*DATA SHOWN:*
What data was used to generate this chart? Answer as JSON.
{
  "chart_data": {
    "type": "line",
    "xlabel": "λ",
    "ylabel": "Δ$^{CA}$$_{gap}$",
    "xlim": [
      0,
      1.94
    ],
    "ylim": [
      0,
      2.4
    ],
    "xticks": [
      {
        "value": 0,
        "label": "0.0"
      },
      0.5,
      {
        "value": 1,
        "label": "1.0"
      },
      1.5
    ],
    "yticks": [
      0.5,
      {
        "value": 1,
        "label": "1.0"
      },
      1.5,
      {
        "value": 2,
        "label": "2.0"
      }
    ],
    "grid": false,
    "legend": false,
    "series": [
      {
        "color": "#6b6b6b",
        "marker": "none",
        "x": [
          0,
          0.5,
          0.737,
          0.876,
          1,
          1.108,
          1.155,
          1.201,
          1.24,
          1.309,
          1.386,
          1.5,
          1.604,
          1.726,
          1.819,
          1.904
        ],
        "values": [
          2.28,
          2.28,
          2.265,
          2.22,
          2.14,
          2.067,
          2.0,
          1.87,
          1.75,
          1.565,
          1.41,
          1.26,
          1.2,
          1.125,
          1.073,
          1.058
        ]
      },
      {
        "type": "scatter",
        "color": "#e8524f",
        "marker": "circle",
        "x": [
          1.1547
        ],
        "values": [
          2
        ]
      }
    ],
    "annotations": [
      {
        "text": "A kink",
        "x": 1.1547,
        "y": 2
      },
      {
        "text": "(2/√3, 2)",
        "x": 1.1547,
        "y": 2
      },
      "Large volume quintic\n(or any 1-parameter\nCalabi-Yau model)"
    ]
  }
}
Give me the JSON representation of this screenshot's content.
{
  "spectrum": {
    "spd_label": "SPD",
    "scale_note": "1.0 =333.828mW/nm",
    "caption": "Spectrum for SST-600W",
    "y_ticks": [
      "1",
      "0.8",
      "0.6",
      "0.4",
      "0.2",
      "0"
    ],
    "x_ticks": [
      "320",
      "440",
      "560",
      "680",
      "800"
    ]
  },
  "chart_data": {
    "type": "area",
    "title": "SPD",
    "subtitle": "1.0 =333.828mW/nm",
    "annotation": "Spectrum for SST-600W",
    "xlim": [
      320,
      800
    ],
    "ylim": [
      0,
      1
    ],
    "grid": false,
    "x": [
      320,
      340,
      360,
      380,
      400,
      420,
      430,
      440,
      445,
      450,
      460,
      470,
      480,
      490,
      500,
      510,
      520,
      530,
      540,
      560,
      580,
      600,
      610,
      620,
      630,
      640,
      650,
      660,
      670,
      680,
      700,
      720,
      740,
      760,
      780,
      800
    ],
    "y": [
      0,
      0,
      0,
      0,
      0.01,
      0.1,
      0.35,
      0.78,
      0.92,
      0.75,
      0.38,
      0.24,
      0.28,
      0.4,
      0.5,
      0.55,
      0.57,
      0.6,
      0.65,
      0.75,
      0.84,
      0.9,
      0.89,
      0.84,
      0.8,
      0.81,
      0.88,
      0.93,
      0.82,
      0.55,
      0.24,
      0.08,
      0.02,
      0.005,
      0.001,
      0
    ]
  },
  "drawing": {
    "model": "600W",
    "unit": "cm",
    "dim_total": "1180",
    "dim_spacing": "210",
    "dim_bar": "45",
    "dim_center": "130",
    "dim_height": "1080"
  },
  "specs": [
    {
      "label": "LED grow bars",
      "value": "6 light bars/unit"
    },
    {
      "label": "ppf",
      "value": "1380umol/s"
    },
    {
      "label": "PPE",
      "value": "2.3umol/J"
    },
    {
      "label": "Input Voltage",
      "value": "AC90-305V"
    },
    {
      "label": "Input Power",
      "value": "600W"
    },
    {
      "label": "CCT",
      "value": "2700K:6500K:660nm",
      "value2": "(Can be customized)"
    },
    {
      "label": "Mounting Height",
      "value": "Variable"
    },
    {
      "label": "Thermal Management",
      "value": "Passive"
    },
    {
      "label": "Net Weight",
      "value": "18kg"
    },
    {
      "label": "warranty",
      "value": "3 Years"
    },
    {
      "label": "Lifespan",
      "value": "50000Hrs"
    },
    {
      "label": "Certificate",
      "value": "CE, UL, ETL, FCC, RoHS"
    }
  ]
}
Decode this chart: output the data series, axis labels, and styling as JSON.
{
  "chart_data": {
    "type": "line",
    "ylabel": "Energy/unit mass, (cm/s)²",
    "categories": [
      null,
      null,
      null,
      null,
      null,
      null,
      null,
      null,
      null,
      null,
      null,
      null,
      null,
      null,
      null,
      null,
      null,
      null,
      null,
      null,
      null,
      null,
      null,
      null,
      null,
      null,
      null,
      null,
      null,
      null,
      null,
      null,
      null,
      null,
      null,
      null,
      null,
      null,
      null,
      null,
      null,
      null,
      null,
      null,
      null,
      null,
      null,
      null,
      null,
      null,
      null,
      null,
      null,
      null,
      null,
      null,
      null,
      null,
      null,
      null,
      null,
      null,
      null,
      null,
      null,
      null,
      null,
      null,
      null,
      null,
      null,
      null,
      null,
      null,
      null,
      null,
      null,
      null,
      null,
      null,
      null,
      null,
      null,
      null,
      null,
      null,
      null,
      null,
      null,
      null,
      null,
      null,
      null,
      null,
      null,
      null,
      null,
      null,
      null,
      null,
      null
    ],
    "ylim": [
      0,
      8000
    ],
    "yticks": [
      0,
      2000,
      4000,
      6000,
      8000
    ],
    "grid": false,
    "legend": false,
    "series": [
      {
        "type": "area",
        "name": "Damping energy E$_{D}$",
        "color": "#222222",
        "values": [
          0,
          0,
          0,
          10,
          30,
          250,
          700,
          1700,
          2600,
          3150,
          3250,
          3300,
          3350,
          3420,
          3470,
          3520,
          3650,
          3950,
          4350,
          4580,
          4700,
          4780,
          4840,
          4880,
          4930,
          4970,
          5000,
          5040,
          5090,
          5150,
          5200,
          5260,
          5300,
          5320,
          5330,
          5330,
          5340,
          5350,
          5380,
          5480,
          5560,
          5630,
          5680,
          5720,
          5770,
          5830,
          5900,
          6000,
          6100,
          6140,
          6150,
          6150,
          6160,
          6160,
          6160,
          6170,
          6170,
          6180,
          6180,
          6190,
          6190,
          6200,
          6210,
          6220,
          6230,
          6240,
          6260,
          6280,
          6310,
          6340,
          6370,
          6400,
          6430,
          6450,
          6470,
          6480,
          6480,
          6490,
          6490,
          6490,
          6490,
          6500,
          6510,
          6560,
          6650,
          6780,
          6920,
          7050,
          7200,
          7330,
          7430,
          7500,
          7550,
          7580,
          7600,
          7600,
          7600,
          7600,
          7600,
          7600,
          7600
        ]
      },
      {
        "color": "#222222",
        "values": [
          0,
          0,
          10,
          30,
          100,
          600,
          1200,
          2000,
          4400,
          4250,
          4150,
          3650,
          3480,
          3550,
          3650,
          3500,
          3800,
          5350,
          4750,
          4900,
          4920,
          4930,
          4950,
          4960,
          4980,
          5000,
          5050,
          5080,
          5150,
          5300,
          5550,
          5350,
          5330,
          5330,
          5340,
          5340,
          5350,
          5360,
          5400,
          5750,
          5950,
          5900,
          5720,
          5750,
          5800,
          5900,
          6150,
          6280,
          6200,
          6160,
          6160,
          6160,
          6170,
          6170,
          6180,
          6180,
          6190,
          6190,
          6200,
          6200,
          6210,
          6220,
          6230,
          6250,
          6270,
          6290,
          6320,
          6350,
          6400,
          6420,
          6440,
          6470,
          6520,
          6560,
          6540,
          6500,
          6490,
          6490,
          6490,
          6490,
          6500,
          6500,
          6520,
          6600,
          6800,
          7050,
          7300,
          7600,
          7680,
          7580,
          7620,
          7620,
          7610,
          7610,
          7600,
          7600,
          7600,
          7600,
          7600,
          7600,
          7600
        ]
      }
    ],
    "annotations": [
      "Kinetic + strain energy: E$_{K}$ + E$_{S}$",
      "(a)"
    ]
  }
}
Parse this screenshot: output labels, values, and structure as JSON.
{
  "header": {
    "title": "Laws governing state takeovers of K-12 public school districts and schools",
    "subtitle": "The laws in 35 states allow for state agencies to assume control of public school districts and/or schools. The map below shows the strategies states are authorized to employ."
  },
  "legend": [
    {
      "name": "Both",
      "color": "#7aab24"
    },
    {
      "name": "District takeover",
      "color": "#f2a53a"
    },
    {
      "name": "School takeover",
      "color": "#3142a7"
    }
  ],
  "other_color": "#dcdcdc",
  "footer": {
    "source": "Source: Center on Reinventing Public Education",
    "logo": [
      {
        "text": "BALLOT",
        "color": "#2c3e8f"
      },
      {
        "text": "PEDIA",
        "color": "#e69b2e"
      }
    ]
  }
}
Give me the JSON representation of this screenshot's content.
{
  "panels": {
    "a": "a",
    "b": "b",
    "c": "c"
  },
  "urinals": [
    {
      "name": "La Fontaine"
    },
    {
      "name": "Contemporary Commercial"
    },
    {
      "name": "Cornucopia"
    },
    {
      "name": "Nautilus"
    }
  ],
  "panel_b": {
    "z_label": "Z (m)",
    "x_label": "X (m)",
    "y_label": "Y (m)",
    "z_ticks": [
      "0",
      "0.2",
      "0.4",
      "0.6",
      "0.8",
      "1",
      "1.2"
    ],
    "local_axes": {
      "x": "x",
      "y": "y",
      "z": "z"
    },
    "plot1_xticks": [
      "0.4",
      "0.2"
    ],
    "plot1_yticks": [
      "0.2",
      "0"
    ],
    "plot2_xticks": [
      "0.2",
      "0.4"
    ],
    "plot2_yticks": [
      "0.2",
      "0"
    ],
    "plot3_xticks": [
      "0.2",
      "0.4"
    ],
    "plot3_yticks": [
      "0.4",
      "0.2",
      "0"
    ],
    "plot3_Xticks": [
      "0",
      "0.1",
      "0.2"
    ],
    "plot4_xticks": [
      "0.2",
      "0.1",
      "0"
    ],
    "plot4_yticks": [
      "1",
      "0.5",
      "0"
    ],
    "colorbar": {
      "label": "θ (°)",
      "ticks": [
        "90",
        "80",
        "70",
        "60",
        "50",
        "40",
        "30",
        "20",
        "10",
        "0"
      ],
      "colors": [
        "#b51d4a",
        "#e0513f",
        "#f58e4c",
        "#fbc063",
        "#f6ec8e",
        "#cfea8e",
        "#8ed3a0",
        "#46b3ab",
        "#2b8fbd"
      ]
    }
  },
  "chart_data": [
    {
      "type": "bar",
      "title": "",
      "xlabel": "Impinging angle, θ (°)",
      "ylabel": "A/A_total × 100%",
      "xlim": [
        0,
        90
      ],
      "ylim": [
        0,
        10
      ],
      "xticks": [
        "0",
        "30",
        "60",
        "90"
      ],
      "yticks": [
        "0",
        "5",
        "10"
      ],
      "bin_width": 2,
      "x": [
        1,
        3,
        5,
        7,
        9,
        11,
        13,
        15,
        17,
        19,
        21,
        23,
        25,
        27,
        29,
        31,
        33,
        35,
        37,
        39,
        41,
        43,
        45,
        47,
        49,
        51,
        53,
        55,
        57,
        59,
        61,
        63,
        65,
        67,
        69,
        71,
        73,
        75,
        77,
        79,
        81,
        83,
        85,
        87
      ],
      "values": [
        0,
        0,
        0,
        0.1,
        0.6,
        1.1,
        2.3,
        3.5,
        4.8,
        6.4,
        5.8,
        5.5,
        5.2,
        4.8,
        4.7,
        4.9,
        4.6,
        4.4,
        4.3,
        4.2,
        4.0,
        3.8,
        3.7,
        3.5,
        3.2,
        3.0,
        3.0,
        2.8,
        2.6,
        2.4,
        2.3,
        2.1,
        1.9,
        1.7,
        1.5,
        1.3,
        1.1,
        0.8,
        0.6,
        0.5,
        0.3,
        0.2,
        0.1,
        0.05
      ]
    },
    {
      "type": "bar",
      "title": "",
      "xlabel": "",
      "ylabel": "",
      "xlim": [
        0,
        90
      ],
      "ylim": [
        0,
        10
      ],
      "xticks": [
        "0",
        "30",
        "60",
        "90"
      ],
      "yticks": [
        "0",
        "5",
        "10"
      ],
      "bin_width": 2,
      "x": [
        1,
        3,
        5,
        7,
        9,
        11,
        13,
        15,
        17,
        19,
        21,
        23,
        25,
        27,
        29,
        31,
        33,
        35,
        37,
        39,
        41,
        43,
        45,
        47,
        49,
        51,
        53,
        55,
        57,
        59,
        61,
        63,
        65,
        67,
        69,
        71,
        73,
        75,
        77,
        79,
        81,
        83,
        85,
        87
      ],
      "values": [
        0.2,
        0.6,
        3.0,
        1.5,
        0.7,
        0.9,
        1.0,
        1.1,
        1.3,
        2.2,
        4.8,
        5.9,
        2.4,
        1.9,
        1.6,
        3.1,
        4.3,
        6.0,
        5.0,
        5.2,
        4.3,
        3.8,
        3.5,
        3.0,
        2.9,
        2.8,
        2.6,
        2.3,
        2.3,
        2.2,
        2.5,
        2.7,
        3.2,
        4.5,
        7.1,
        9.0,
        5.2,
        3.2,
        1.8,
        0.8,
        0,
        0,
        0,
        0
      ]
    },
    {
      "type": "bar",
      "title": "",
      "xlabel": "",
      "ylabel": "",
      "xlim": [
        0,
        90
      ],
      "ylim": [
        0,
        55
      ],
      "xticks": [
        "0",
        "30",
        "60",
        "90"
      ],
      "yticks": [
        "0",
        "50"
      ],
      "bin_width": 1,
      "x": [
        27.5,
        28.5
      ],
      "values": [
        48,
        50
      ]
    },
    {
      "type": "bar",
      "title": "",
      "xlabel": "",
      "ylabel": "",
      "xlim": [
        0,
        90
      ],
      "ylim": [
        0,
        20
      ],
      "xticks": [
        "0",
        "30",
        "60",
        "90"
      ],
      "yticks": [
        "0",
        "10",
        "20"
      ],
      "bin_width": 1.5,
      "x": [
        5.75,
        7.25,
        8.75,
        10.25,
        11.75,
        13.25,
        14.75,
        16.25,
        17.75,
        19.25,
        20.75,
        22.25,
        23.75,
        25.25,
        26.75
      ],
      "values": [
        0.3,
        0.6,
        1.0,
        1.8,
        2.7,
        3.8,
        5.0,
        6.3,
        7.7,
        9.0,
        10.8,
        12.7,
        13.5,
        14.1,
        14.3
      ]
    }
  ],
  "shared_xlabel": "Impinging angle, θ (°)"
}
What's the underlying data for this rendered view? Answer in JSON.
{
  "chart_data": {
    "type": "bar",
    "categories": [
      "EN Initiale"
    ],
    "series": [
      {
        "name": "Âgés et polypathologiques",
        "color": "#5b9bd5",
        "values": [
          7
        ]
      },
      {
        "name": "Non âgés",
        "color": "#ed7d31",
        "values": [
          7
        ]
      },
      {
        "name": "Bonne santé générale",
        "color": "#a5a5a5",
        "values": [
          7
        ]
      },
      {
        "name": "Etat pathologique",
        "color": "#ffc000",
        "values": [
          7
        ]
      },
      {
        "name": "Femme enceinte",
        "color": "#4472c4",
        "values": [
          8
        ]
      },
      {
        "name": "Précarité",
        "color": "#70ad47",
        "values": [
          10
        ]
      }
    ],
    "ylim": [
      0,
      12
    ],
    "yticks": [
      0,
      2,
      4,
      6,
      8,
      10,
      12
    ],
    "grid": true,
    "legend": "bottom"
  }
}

*TASK INSTRUCTIONS:* State the number of lines in the data that include the string "Answer", and add nothing else.

*PROBLEM SOLUTION:* 2